Repeat the entries from the line that has "source-divider (0, 482, 790, 483)" through the line that has "row-impact: -0.10 (691, 71, 735, 93)", swapping "February" for "March" and leaving everything else as it is.

* [EXERCISE INPUT]:
########

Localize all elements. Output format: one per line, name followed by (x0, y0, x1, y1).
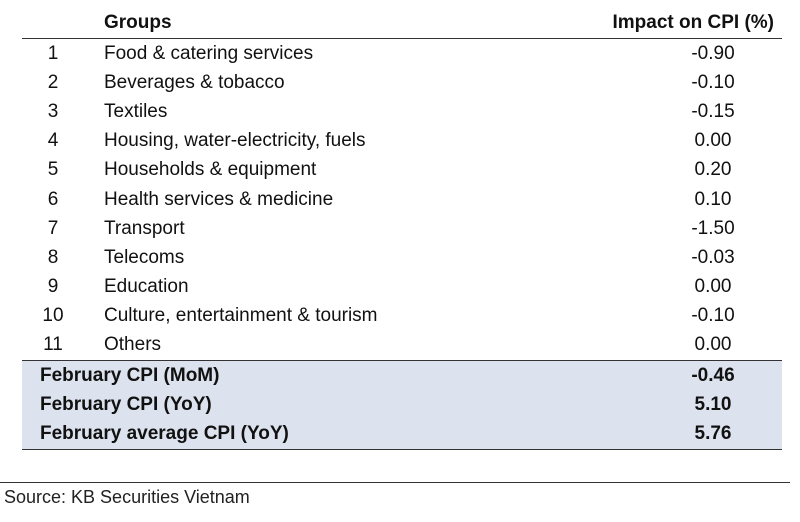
source-divider (0, 482, 790, 483)
row-group: Culture, entertainment & tourism (104, 305, 378, 327)
summary-row-average-cpi-yoy: February average CPI (YoY) 5.76 (22, 419, 782, 450)
summary-label: February average CPI (YoY) (22, 419, 564, 450)
row-number: 10 (42, 305, 64, 327)
table-row: 4 Housing, water-electricity, fuels 0.00 (22, 127, 782, 156)
table-header-row: Groups Impact on CPI (%) (22, 8, 782, 39)
row-impact: -0.10 (691, 71, 735, 93)
table-row: 10 Culture, entertainment & tourism -0.1… (22, 302, 782, 331)
header-impact: Impact on CPI (%) (564, 8, 782, 39)
summary-row-cpi-mom: February CPI (MoM) -0.46 (22, 360, 782, 391)
row-impact: -0.03 (691, 246, 735, 268)
table-row: 1 Food & catering services -0.90 (22, 39, 782, 69)
table-row: 3 Textiles -0.15 (22, 97, 782, 126)
row-number: 7 (47, 217, 59, 239)
row-group: Transport (104, 217, 185, 239)
table-row: 2 Beverages & tobacco -0.10 (22, 68, 782, 97)
summary-row-cpi-yoy: February CPI (YoY) 5.10 (22, 390, 782, 420)
header-groups: Groups (84, 8, 564, 39)
row-group: Housing, water-electricity, fuels (104, 130, 366, 152)
row-group: Telecoms (104, 246, 185, 268)
cpi-impact-table-container: Groups Impact on CPI (%) 1 Food & cateri… (22, 8, 782, 450)
row-impact: -0.10 (691, 305, 735, 327)
row-number: 3 (47, 100, 59, 122)
row-impact: 0.00 (694, 334, 732, 356)
row-number: 8 (47, 246, 59, 268)
row-number: 1 (47, 42, 59, 64)
row-number: 9 (47, 276, 59, 298)
table-row: 11 Others 0.00 (22, 331, 782, 361)
table-row: 8 Telecoms -0.03 (22, 243, 782, 272)
row-group: Households & equipment (104, 159, 317, 181)
row-impact: 0.00 (694, 130, 732, 152)
row-impact: -0.90 (691, 42, 735, 64)
row-impact: 0.20 (694, 159, 732, 181)
summary-label: February CPI (MoM) (22, 360, 564, 391)
row-group: Food & catering services (104, 42, 314, 64)
row-number: 11 (43, 334, 63, 356)
table-row: 7 Transport -1.50 (22, 214, 782, 243)
row-group: Education (104, 276, 189, 298)
summary-label: February CPI (YoY) (22, 390, 564, 420)
table-row: 6 Health services & medicine 0.10 (22, 185, 782, 214)
source-note: Source: KB Securities Vietnam (4, 487, 250, 507)
row-group: Others (104, 334, 162, 356)
cpi-impact-table: Groups Impact on CPI (%) 1 Food & cateri… (22, 8, 782, 450)
row-group: Beverages & tobacco (104, 71, 285, 93)
row-impact: -0.15 (691, 100, 735, 122)
summary-value: 5.76 (564, 419, 782, 450)
row-group: Textiles (104, 100, 168, 122)
header-number (22, 8, 84, 39)
row-number: 5 (47, 159, 59, 181)
table-row: 9 Education 0.00 (22, 273, 782, 302)
summary-value: 5.10 (564, 390, 782, 420)
row-number: 4 (47, 130, 59, 152)
row-number: 6 (47, 188, 59, 210)
row-impact: -1.50 (691, 217, 735, 239)
table-row: 5 Households & equipment 0.20 (22, 156, 782, 185)
row-group: Health services & medicine (104, 188, 334, 210)
summary-value: -0.46 (564, 360, 782, 391)
row-number: 2 (47, 71, 59, 93)
row-impact: 0.10 (694, 188, 732, 210)
row-impact: 0.00 (694, 276, 732, 298)
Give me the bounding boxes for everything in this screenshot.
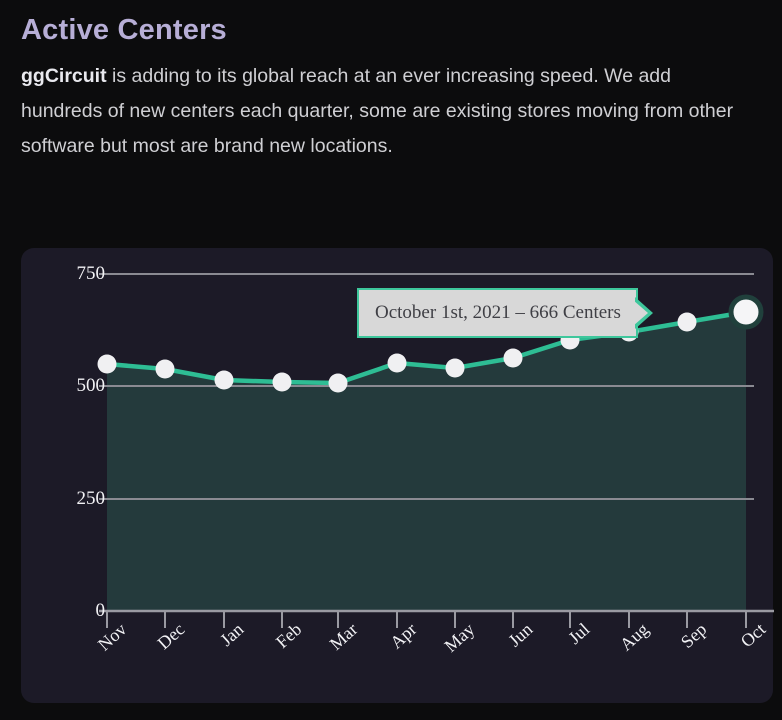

########

* [EXERCISE RESULT]:
source-divider (0, 482, 790, 483)
row-group: Culture, entertainment & tourism (104, 305, 378, 327)
summary-row-average-cpi-yoy: March average CPI (YoY) 5.76 (22, 419, 782, 450)
summary-label: March average CPI (YoY) (22, 419, 564, 450)
row-number: 10 (42, 305, 64, 327)
table-row: 4 Housing, water-electricity, fuels 0.00 (22, 127, 782, 156)
table-header-row: Groups Impact on CPI (%) (22, 8, 782, 39)
row-impact: -0.10 (691, 71, 735, 93)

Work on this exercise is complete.